• Task to carry out: Below is a block of data; give all of it again word for word.

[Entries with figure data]
[Begin]

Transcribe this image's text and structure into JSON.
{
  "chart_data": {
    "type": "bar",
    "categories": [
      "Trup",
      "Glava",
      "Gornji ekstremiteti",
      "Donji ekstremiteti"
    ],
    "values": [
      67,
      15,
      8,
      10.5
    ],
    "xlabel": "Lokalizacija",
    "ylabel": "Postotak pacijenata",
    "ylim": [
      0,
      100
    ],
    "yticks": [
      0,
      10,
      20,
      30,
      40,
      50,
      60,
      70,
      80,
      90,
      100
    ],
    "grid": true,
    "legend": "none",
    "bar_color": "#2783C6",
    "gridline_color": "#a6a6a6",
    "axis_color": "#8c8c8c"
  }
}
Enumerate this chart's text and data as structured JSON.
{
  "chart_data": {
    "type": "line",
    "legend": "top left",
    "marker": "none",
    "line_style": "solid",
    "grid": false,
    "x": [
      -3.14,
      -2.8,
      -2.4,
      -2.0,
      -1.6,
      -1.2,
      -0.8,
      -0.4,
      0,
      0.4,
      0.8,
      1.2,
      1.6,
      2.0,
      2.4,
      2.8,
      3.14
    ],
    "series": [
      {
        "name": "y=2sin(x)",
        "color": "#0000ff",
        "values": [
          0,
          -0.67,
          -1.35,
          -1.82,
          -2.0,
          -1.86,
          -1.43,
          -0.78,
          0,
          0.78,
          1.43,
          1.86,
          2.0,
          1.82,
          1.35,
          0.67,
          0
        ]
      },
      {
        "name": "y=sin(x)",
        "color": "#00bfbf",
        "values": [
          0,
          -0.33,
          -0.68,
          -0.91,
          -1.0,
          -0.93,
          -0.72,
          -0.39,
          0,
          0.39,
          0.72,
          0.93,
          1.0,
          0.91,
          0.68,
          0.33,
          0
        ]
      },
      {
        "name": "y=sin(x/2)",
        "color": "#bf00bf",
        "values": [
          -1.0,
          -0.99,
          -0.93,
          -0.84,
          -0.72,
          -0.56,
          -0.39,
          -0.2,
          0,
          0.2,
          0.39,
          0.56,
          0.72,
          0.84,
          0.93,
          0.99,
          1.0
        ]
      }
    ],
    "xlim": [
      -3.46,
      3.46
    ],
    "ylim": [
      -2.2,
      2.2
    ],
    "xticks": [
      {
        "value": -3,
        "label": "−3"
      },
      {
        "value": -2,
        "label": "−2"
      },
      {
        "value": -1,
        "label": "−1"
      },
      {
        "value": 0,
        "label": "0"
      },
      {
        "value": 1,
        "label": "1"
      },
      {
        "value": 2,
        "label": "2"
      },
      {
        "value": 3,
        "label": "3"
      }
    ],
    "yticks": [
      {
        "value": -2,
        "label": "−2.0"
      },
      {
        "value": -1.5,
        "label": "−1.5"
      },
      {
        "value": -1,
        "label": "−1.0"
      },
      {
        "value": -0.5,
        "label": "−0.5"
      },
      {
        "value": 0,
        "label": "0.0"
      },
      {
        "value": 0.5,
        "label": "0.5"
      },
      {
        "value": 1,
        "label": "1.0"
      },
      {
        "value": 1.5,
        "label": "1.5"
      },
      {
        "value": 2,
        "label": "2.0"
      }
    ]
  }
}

[End]

• Solution to the problem:
Transcribe this image's text and structure into JSON.
{
  "chart_data": {
    "type": "bar",
    "categories": [
      "Trup",
      "Glava",
      "Gornji ekstremiteti",
      "Donji ekstremiteti"
    ],
    "values": [
      67,
      15,
      8,
      10.5
    ],
    "xlabel": "Lokalizacija",
    "ylabel": "Postotak pacijenata",
    "ylim": [
      0,
      100
    ],
    "yticks": [
      0,
      10,
      20,
      30,
      40,
      50,
      60,
      70,
      80,
      90,
      100
    ],
    "grid": true,
    "legend": "none",
    "bar_color": "#2783C6",
    "gridline_color": "#a6a6a6",
    "axis_color": "#8c8c8c"
  }
}
Enumerate this chart's text and data as structured JSON.
{
  "chart_data": {
    "type": "line",
    "legend": "top left",
    "marker": "none",
    "line_style": "solid",
    "grid": false,
    "x": [
      -3.14,
      -2.8,
      -2.4,
      -2.0,
      -1.6,
      -1.2,
      -0.8,
      -0.4,
      0,
      0.4,
      0.8,
      1.2,
      1.6,
      2.0,
      2.4,
      2.8,
      3.14
    ],
    "series": [
      {
        "name": "y=2sin(x)",
        "color": "#0000ff",
        "values": [
          0,
          -0.67,
          -1.35,
          -1.82,
          -2.0,
          -1.86,
          -1.43,
          -0.78,
          0,
          0.78,
          1.43,
          1.86,
          2.0,
          1.82,
          1.35,
          0.67,
          0
        ]
      },
      {
        "name": "y=sin(x)",
        "color": "#00bfbf",
        "values": [
          0,
          -0.33,
          -0.68,
          -0.91,
          -1.0,
          -0.93,
          -0.72,
          -0.39,
          0,
          0.39,
          0.72,
          0.93,
          1.0,
          0.91,
          0.68,
          0.33,
          0
        ]
      },
      {
        "name": "y=sin(x/2)",
        "color": "#bf00bf",
        "values": [
          -1.0,
          -0.99,
          -0.93,
          -0.84,
          -0.72,
          -0.56,
          -0.39,
          -0.2,
          0,
          0.2,
          0.39,
          0.56,
          0.72,
          0.84,
          0.93,
          0.99,
          1.0
        ]
      }
    ],
    "xlim": [
      -3.46,
      3.46
    ],
    "ylim": [
      -2.2,
      2.2
    ],
    "xticks": [
      {
        "value": -3,
        "label": "−3"
      },
      {
        "value": -2,
        "label": "−2"
      },
      {
        "value": -1,
        "label": "−1"
      },
      {
        "value": 0,
        "label": "0"
      },
      {
        "value": 1,
        "label": "1"
      },
      {
        "value": 2,
        "label": "2"
      },
      {
        "value": 3,
        "label": "3"
      }
    ],
    "yticks": [
      {
        "value": -2,
        "label": "−2.0"
      },
      {
        "value": -1.5,
        "label": "−1.5"
      },
      {
        "value": -1,
        "label": "−1.0"
      },
      {
        "value": -0.5,
        "label": "−0.5"
      },
      {
        "value": 0,
        "label": "0.0"
      },
      {
        "value": 0.5,
        "label": "0.5"
      },
      {
        "value": 1,
        "label": "1.0"
      },
      {
        "value": 1.5,
        "label": "1.5"
      },
      {
        "value": 2,
        "label": "2.0"
      }
    ]
  }
}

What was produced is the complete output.